**Problem to solve**:
Go through the listing beneath this task and return every line that carries the string "Actions".

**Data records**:
▼
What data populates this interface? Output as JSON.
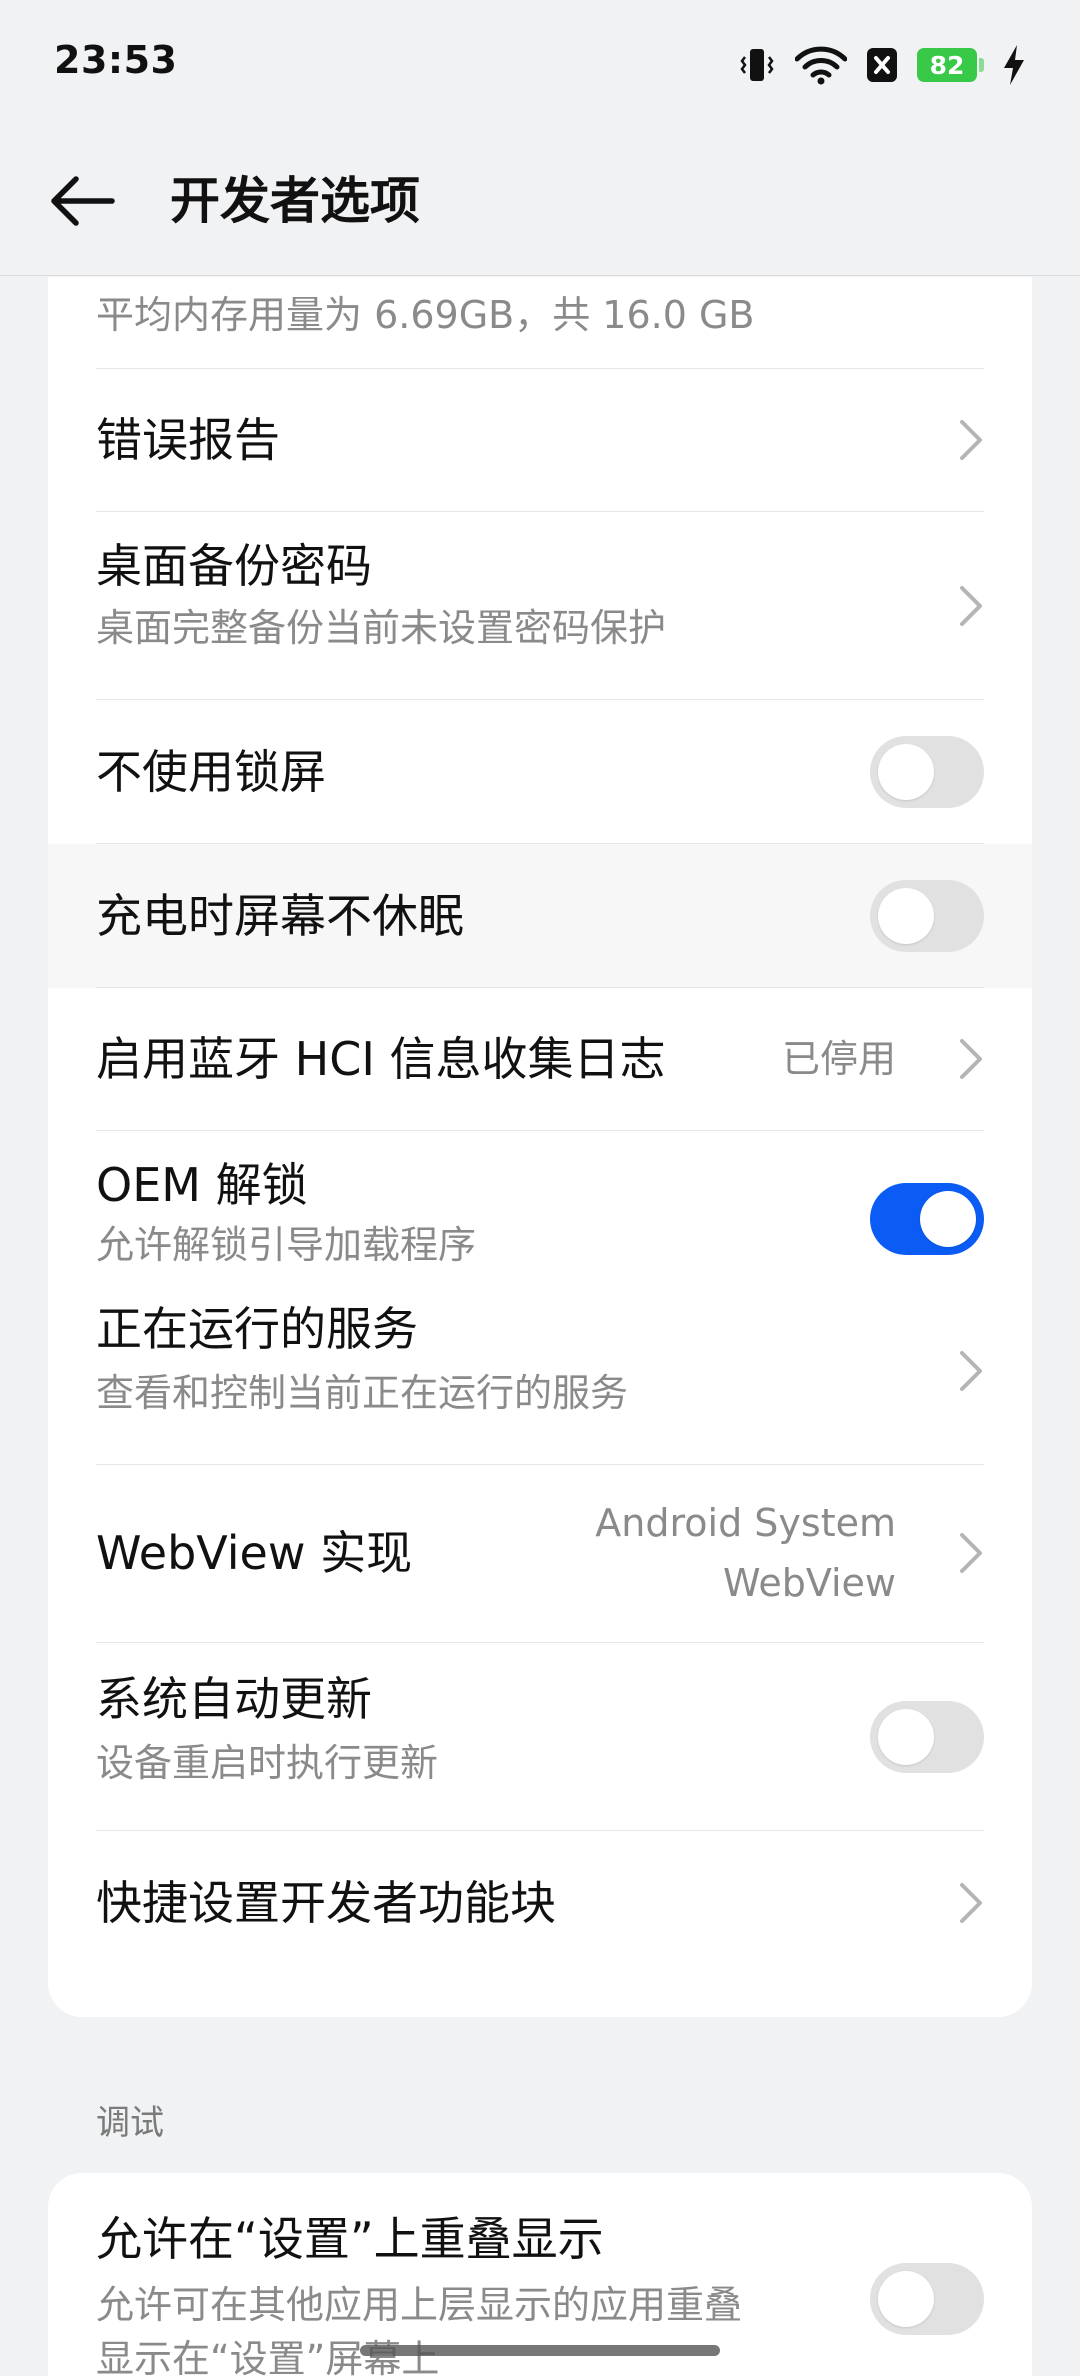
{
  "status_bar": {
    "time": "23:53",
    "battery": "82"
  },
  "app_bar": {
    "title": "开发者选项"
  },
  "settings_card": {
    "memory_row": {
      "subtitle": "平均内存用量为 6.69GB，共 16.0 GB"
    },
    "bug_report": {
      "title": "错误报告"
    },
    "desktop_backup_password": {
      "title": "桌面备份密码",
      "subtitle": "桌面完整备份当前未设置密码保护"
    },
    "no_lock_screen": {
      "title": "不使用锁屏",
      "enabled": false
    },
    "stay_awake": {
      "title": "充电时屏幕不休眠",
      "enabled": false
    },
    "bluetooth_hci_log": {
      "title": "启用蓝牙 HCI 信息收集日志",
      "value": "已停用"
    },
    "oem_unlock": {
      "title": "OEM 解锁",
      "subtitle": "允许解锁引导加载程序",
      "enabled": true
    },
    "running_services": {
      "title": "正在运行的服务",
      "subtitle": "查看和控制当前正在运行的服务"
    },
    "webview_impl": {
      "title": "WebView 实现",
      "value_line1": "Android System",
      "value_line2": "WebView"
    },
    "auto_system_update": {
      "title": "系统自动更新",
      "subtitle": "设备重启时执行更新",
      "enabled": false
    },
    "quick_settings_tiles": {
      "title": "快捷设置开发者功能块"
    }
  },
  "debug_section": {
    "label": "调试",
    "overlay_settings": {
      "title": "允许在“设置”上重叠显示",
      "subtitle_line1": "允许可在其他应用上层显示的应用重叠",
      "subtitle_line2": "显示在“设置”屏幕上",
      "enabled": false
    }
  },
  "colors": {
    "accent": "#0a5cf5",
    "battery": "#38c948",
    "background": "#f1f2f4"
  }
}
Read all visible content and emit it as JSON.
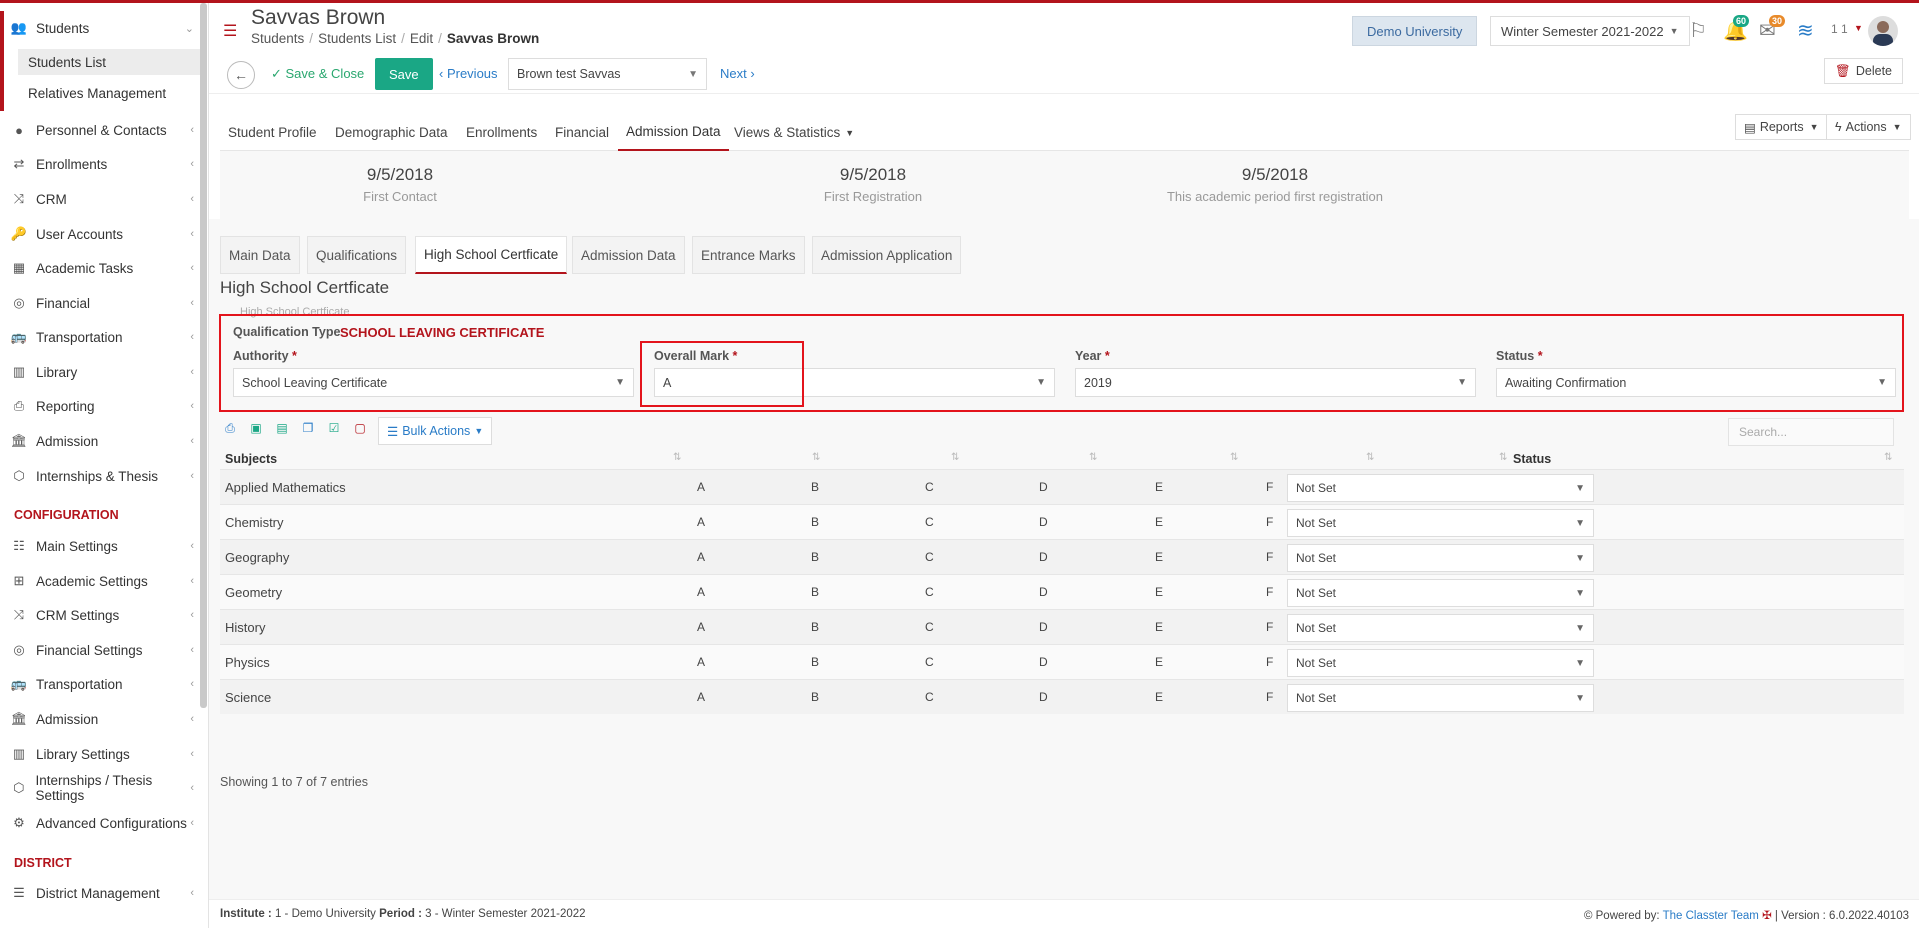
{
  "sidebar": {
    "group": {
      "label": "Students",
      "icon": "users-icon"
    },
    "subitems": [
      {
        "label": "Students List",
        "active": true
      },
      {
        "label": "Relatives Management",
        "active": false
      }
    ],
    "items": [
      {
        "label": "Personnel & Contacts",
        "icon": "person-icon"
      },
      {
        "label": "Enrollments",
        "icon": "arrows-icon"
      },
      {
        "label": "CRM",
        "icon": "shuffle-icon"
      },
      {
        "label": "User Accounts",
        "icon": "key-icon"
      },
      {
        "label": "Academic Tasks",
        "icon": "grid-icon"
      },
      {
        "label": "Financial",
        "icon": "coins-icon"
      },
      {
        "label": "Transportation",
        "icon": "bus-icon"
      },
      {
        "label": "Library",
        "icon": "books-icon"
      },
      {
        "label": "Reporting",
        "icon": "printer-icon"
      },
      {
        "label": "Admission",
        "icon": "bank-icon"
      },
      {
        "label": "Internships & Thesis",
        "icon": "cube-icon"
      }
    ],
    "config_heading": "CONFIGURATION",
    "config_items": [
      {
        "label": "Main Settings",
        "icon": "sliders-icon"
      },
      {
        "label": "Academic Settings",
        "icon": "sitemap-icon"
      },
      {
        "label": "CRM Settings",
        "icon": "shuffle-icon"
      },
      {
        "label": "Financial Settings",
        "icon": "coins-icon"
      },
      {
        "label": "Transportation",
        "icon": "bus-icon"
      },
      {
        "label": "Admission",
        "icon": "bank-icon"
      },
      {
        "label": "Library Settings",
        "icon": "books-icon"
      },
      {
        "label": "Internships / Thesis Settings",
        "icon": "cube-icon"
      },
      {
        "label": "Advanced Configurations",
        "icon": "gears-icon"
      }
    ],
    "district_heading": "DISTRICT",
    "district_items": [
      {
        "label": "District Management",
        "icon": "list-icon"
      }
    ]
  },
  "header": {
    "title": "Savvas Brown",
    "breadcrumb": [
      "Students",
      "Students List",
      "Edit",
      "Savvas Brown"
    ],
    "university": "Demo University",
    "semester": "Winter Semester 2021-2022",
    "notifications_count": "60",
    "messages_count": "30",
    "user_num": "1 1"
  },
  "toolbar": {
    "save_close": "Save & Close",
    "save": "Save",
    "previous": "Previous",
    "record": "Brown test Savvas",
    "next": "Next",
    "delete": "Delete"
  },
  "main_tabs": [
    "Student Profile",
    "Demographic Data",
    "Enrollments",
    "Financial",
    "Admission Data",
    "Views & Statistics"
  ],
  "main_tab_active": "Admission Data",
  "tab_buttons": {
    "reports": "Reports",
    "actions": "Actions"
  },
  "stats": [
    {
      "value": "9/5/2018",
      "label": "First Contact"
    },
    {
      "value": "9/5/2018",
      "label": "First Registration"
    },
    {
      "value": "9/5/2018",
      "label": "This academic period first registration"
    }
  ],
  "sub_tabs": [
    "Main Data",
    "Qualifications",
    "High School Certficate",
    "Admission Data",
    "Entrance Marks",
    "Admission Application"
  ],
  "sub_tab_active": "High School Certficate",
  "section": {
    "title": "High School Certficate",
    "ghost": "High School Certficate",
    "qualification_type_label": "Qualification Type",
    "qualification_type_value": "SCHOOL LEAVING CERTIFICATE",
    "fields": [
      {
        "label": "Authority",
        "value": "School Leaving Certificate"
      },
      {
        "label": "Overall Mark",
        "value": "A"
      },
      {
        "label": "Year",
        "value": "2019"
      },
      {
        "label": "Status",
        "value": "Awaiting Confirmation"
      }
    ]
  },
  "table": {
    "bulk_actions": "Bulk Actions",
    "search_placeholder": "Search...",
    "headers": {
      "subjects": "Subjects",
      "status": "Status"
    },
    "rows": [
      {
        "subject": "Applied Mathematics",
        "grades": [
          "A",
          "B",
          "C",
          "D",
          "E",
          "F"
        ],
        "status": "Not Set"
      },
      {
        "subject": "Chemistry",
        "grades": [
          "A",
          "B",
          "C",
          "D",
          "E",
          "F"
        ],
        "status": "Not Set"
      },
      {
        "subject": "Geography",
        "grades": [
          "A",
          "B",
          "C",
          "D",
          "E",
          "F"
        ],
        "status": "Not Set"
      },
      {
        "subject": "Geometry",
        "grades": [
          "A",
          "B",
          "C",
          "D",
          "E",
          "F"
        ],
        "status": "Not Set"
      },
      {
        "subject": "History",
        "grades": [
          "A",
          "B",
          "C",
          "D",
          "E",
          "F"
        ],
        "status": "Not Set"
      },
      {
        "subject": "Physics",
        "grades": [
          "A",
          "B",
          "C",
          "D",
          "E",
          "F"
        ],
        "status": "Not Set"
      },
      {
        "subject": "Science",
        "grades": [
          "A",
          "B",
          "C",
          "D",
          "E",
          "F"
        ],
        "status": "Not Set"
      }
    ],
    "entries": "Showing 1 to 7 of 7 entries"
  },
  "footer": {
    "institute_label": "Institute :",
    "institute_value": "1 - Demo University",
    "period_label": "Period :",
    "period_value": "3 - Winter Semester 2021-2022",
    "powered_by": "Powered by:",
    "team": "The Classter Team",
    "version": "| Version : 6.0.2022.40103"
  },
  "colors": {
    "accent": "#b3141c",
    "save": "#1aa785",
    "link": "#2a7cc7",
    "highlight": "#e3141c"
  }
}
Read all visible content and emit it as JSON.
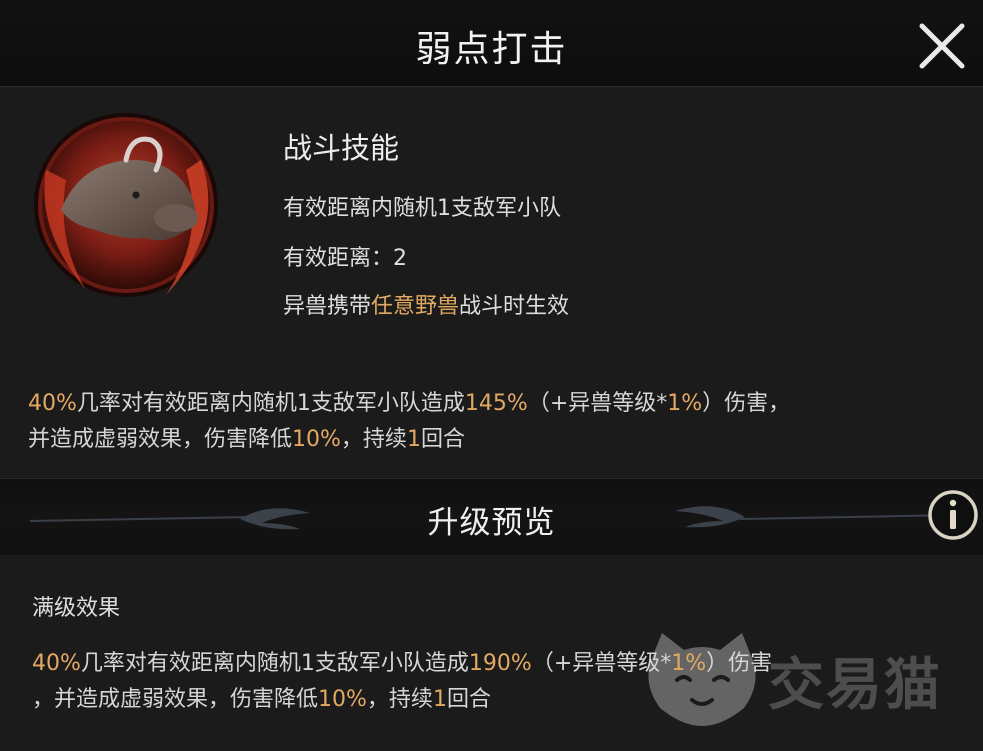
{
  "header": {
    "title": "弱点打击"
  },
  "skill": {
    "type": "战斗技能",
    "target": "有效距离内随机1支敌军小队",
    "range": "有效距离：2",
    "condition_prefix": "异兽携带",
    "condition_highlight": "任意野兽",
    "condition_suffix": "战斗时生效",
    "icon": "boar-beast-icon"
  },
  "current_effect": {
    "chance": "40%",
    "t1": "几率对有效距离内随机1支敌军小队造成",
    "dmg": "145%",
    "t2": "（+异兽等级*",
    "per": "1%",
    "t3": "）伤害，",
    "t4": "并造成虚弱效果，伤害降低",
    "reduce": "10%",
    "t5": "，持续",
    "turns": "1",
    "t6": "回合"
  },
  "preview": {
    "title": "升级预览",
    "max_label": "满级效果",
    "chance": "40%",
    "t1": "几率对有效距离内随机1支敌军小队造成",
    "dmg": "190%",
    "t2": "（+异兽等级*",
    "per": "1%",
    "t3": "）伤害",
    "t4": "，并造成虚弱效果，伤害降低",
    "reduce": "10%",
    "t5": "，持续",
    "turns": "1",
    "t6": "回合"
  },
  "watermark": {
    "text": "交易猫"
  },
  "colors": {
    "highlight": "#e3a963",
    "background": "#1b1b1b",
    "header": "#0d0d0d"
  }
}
▲
**Exercise result**:
    "actions": "Actions"
    "bulk_actions": "Bulk Actions",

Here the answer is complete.